Leave out the pictures and repeat the rest of the material exactly.
>> Start
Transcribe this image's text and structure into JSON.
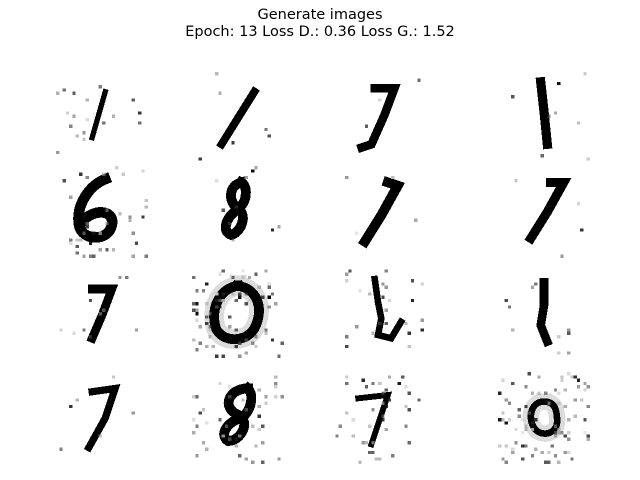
{
  "figure": {
    "title_line1": "Generate images",
    "title_line2": "Epoch: 13 Loss D.: 0.36 Loss G.: 1.52"
  },
  "grid": {
    "rows": 4,
    "cols": 4,
    "colormap": "gray_r",
    "ink_color": "#000000",
    "background_color": "#ffffff",
    "samples": [
      {
        "digit": "1"
      },
      {
        "digit": "1"
      },
      {
        "digit": "7"
      },
      {
        "digit": "1"
      },
      {
        "digit": "6"
      },
      {
        "digit": "8"
      },
      {
        "digit": "7"
      },
      {
        "digit": "7"
      },
      {
        "digit": "7"
      },
      {
        "digit": "0"
      },
      {
        "digit": "4"
      },
      {
        "digit": "1"
      },
      {
        "digit": "7"
      },
      {
        "digit": "8"
      },
      {
        "digit": "7"
      },
      {
        "digit": "0"
      }
    ]
  }
}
>> End
- Written answer:
Transcribe this image's text and structure into JSON.
{
  "figure": {
    "title_line1": "Generate images",
    "title_line2": "Epoch: 13 Loss D.: 0.36 Loss G.: 1.52"
  },
  "grid": {
    "rows": 4,
    "cols": 4,
    "colormap": "gray_r",
    "ink_color": "#000000",
    "background_color": "#ffffff",
    "samples": [
      {
        "digit": "1"
      },
      {
        "digit": "1"
      },
      {
        "digit": "7"
      },
      {
        "digit": "1"
      },
      {
        "digit": "6"
      },
      {
        "digit": "8"
      },
      {
        "digit": "7"
      },
      {
        "digit": "7"
      },
      {
        "digit": "7"
      },
      {
        "digit": "0"
      },
      {
        "digit": "4"
      },
      {
        "digit": "1"
      },
      {
        "digit": "7"
      },
      {
        "digit": "8"
      },
      {
        "digit": "7"
      },
      {
        "digit": "0"
      }
    ]
  }
}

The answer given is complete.